## Your goal
Which lines hold the word "describing"? Show each of them.

(Extracted data entries)
***

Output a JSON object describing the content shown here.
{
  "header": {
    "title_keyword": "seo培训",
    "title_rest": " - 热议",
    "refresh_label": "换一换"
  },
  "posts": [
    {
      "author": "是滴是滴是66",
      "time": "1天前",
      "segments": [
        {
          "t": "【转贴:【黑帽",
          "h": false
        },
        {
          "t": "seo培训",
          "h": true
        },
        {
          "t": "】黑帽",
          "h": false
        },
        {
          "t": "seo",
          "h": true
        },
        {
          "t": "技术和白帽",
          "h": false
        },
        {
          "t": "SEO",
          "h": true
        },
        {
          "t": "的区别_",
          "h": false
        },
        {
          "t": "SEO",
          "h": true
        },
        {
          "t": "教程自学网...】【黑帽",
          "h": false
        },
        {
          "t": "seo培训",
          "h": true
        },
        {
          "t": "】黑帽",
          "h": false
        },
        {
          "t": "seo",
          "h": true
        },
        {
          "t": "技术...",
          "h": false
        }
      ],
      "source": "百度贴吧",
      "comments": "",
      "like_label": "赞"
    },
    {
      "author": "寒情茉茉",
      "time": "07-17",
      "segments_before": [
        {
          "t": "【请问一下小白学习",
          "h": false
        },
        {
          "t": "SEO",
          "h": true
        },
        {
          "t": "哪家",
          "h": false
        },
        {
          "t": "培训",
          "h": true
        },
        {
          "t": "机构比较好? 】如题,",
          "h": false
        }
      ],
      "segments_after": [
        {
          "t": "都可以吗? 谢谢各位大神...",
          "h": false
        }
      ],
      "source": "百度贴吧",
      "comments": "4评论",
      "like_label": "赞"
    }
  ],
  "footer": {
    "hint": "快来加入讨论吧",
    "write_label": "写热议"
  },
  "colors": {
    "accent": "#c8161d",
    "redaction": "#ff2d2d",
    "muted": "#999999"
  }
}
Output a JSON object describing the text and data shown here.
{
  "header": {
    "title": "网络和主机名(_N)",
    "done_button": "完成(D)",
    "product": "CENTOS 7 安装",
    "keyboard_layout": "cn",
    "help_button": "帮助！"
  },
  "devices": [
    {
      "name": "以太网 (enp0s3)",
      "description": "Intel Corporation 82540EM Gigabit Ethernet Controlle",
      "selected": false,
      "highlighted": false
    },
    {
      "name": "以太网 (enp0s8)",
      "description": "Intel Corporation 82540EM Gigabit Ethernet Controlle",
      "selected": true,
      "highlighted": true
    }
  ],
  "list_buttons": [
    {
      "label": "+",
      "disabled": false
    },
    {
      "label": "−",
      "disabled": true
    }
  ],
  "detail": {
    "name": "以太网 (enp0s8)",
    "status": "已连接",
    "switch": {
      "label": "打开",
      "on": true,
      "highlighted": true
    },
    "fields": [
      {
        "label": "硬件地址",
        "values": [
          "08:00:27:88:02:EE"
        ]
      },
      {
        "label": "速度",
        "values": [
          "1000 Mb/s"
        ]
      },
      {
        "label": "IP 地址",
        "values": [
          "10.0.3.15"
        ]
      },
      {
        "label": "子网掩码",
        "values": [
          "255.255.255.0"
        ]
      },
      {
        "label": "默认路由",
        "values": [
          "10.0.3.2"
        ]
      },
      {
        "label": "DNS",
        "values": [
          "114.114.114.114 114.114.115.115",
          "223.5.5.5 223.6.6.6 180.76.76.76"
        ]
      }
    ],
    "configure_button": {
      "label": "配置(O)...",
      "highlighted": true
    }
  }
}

***

## Task response
Output a JSON object describing the content shown here.
Output a JSON object describing the text and data shown here.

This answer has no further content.